- What is being asked: Each entry must be reproduced precisely as it stands.

- Data provided:
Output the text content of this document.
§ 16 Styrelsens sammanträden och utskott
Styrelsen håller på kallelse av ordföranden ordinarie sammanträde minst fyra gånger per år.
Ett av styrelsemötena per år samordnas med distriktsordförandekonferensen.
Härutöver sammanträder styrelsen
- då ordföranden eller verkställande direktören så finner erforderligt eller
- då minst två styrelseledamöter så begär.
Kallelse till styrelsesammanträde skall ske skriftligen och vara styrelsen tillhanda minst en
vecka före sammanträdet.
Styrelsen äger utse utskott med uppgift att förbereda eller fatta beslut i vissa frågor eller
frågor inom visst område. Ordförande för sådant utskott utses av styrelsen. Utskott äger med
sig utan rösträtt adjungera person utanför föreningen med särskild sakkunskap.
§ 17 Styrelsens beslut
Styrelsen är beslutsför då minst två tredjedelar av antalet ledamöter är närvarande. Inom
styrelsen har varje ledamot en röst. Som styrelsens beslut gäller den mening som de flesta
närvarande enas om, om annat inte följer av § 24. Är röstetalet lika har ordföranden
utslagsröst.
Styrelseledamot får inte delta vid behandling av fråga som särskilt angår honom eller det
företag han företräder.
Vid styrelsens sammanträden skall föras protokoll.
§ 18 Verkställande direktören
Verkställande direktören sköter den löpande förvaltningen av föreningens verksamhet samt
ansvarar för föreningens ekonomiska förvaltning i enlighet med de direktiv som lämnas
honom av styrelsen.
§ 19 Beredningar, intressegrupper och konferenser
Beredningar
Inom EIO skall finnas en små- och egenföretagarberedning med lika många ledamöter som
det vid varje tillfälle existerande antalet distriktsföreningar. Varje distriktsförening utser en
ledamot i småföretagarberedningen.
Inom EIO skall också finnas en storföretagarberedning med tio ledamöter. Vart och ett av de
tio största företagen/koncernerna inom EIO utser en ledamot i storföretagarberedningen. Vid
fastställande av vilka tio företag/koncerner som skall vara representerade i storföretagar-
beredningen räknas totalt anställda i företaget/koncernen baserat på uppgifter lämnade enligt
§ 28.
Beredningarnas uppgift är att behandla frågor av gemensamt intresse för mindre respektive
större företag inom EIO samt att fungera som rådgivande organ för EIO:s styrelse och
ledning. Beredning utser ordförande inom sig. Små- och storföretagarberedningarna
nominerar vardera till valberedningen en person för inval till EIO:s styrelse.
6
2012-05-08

- Final answer:
Output the text content of this document.
§ 16 Styrelsens sammanträden och utskott
Styrelsen håller på kallelse av ordföranden ordinarie sammanträde minst fyra gånger per år.
Ett av styrelsemötena per år samordnas med distriktsordförandekonferensen.
Härutöver sammanträder styrelsen
- då ordföranden eller verkställande direktören så finner erforderligt eller
- då minst två styrelseledamöter så begär.
Kallelse till styrelsesammanträde skall ske skriftligen och vara styrelsen tillhanda minst en
vecka före sammanträdet.
Styrelsen äger utse utskott med uppgift att förbereda eller fatta beslut i vissa frågor eller
frågor inom visst område. Ordförande för sådant utskott utses av styrelsen. Utskott äger med
sig utan rösträtt adjungera person utanför föreningen med särskild sakkunskap.
§ 17 Styrelsens beslut
Styrelsen är beslutsför då minst två tredjedelar av antalet ledamöter är närvarande. Inom
styrelsen har varje ledamot en röst. Som styrelsens beslut gäller den mening som de flesta
närvarande enas om, om annat inte följer av § 24. Är röstetalet lika har ordföranden
utslagsröst.
Styrelseledamot får inte delta vid behandling av fråga som särskilt angår honom eller det
företag han företräder.
Vid styrelsens sammanträden skall föras protokoll.
§ 18 Verkställande direktören
Verkställande direktören sköter den löpande förvaltningen av föreningens verksamhet samt
ansvarar för föreningens ekonomiska förvaltning i enlighet med de direktiv som lämnas
honom av styrelsen.
§ 19 Beredningar, intressegrupper och konferenser
Beredningar
Inom EIO skall finnas en små- och egenföretagarberedning med lika många ledamöter som
det vid varje tillfälle existerande antalet distriktsföreningar. Varje distriktsförening utser en
ledamot i småföretagarberedningen.
Inom EIO skall också finnas en storföretagarberedning med tio ledamöter. Vart och ett av de
tio största företagen/koncernerna inom EIO utser en ledamot i storföretagarberedningen. Vid
fastställande av vilka tio företag/koncerner som skall vara representerade i storföretagar-
beredningen räknas totalt anställda i företaget/koncernen baserat på uppgifter lämnade enligt
§ 28.
Beredningarnas uppgift är att behandla frågor av gemensamt intresse för mindre respektive
större företag inom EIO samt att fungera som rådgivande organ för EIO:s styrelse och
ledning. Beredning utser ordförande inom sig. Små- och storföretagarberedningarna
nominerar vardera till valberedningen en person för inval till EIO:s styrelse.
6
2012-05-08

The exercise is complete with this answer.